**Items**.
□ □ □
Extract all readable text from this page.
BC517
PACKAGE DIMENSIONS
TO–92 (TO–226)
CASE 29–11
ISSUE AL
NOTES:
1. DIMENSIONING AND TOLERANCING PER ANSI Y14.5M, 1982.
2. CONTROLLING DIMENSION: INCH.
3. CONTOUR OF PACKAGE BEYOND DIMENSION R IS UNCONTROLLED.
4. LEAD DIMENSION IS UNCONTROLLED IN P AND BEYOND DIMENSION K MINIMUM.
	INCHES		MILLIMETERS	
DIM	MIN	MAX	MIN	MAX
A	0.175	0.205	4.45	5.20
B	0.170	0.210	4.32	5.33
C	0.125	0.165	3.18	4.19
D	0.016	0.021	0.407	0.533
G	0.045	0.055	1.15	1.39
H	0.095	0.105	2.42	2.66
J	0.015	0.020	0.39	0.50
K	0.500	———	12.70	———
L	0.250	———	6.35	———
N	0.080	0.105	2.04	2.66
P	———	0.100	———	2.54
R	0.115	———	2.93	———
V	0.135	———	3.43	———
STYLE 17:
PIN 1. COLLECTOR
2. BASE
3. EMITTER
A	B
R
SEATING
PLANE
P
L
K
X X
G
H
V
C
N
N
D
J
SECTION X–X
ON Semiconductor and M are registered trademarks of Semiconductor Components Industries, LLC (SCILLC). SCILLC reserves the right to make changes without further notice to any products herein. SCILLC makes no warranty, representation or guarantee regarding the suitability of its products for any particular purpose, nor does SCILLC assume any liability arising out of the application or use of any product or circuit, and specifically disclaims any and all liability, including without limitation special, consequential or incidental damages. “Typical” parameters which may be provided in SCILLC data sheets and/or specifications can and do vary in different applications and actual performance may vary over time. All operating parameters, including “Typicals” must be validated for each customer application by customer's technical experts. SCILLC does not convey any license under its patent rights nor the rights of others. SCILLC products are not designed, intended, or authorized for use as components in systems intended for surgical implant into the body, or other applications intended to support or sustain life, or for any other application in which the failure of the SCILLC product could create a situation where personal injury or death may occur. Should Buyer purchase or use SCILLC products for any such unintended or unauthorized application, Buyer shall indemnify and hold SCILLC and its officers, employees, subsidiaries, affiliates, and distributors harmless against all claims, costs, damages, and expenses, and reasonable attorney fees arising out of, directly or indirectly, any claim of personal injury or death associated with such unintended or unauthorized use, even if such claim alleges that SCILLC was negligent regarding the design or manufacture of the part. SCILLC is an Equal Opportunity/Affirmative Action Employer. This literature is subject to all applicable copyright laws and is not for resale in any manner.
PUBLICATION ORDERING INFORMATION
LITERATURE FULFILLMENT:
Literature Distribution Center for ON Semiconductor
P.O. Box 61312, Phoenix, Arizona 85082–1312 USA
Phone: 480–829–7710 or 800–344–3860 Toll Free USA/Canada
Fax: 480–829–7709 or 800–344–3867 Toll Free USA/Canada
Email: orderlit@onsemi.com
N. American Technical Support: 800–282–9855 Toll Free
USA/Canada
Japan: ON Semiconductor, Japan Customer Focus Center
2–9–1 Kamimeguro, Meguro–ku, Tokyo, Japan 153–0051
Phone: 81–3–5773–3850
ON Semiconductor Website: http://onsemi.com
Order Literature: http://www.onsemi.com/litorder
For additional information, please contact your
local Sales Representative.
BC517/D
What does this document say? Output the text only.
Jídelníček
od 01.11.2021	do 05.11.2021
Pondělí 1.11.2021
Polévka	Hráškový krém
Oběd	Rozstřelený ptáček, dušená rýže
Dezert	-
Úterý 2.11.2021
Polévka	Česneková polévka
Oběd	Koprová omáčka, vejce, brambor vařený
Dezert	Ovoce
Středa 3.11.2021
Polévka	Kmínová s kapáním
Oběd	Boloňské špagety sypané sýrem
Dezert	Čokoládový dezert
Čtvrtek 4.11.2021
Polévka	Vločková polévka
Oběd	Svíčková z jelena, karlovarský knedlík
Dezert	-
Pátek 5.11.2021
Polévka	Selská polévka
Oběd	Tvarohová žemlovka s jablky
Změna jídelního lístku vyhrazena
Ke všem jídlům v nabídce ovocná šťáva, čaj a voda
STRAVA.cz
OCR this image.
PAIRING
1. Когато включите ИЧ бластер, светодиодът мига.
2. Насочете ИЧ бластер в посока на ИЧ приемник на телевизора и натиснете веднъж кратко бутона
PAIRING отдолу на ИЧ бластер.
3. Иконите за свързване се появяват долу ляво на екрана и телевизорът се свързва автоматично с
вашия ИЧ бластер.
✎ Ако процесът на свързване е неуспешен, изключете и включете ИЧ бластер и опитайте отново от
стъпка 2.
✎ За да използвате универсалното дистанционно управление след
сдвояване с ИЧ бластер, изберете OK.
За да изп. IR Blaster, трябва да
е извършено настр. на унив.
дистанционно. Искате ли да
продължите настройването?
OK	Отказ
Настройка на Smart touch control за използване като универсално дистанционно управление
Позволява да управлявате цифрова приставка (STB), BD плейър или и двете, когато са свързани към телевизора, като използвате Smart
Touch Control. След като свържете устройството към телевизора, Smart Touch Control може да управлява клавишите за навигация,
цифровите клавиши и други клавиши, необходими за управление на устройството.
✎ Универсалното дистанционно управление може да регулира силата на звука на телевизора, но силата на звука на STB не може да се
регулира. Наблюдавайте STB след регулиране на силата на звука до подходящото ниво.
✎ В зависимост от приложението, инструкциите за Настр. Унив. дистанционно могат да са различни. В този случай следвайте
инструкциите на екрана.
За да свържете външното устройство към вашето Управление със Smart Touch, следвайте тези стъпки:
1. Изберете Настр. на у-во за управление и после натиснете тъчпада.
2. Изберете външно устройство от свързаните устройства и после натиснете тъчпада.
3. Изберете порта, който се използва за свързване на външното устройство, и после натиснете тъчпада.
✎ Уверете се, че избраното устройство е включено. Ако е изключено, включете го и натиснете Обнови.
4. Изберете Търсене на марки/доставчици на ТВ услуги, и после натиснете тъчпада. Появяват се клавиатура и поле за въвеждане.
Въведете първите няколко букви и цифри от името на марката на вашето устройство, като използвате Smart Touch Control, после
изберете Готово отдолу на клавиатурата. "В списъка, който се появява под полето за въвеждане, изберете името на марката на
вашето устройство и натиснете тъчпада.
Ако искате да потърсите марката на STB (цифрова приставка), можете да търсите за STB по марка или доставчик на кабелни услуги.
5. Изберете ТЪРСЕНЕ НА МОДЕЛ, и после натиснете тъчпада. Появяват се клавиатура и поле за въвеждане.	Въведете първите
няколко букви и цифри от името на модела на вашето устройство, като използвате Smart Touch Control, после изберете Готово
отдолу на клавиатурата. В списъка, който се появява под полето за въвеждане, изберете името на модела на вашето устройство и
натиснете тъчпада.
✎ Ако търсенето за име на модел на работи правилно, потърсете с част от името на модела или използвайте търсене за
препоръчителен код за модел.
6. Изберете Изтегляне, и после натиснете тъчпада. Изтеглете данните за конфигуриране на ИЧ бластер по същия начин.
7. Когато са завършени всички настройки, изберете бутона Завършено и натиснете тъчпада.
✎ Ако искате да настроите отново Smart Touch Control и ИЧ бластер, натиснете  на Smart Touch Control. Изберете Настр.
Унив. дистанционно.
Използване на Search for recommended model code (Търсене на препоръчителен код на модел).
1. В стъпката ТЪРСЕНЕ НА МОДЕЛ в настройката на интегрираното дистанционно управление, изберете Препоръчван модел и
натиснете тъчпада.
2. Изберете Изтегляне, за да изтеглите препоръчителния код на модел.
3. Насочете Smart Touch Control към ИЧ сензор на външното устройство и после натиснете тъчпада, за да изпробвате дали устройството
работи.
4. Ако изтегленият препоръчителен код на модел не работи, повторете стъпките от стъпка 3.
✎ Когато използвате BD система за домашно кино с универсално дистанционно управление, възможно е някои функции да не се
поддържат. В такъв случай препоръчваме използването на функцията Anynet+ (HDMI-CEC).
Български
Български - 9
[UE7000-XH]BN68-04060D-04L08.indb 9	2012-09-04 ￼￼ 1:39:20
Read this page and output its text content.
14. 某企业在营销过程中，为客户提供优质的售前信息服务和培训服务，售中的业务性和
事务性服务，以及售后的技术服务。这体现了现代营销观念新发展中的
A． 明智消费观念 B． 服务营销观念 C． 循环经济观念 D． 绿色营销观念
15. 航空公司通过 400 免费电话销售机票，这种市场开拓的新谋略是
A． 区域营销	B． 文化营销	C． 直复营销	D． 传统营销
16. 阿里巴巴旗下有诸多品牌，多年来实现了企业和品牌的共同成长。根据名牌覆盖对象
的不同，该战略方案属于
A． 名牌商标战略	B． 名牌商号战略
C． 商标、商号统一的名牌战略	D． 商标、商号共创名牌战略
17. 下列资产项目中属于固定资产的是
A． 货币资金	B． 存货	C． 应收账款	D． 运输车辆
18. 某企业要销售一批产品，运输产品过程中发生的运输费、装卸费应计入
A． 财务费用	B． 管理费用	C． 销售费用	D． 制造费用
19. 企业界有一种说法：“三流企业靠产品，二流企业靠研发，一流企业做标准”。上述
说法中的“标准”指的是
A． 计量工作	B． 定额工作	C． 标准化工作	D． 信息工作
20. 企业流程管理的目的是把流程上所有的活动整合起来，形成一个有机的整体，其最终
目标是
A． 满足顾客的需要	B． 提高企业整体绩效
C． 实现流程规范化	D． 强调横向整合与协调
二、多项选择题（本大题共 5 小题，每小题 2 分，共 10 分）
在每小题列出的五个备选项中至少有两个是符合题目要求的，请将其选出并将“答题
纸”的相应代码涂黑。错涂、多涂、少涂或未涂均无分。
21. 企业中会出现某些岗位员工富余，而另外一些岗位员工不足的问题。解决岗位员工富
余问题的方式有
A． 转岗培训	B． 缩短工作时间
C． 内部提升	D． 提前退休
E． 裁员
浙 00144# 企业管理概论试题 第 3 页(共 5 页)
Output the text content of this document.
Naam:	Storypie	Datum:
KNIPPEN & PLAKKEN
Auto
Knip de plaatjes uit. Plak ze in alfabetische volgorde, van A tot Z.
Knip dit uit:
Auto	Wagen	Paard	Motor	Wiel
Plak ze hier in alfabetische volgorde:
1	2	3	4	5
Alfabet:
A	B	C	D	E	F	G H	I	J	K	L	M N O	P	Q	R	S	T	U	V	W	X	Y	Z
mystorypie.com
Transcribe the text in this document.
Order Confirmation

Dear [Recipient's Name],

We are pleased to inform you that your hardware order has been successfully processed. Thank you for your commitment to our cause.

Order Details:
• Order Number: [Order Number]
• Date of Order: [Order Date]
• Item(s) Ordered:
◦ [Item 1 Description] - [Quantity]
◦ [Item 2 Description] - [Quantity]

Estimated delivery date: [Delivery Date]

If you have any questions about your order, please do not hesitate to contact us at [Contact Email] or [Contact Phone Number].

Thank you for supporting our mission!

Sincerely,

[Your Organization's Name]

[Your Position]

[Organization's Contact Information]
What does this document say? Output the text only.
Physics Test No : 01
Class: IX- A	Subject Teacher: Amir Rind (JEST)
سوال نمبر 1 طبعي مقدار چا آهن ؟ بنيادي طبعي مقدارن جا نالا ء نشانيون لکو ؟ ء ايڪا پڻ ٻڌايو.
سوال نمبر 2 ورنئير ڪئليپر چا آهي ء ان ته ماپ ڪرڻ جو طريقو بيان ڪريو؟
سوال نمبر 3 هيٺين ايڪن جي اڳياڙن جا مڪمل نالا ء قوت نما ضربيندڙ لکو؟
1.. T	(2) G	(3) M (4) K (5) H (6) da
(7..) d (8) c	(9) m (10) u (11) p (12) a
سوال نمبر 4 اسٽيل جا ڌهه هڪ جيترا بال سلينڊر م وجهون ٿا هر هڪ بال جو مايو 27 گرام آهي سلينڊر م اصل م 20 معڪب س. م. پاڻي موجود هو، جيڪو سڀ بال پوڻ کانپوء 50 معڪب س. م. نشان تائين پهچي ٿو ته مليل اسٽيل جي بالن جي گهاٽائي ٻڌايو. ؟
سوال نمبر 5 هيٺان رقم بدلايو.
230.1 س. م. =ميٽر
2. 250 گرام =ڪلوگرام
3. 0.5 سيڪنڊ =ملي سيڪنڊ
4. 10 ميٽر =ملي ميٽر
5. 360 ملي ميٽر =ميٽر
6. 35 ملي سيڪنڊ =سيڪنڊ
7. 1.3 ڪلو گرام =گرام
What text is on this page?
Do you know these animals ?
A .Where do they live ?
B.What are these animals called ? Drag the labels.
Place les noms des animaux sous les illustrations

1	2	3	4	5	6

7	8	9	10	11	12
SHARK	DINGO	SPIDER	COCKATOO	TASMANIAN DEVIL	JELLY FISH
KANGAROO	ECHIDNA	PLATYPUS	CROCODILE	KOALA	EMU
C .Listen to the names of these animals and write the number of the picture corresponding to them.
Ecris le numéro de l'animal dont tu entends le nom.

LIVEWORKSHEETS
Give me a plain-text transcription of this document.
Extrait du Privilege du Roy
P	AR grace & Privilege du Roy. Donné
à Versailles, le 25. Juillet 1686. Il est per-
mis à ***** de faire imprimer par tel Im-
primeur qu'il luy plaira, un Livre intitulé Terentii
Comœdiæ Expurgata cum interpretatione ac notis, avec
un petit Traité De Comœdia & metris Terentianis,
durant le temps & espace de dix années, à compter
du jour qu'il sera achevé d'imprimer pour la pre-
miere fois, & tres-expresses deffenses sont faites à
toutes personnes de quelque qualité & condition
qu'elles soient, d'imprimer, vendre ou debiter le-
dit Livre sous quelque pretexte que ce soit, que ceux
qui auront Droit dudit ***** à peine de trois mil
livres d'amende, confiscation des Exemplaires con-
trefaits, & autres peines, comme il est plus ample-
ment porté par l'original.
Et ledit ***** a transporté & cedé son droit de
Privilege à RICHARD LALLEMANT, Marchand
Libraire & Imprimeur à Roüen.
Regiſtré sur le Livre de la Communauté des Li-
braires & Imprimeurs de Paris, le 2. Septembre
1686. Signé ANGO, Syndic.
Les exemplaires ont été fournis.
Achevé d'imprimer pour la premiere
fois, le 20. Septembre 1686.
□ □ □
**Instructions to follow**.
Extract all lines of the records above that include "these".

**Output**.
Do you know these animals ?
B.What are these animals called ? Drag the labels.
C .Listen to the names of these animals and write the number of the picture corresponding to them.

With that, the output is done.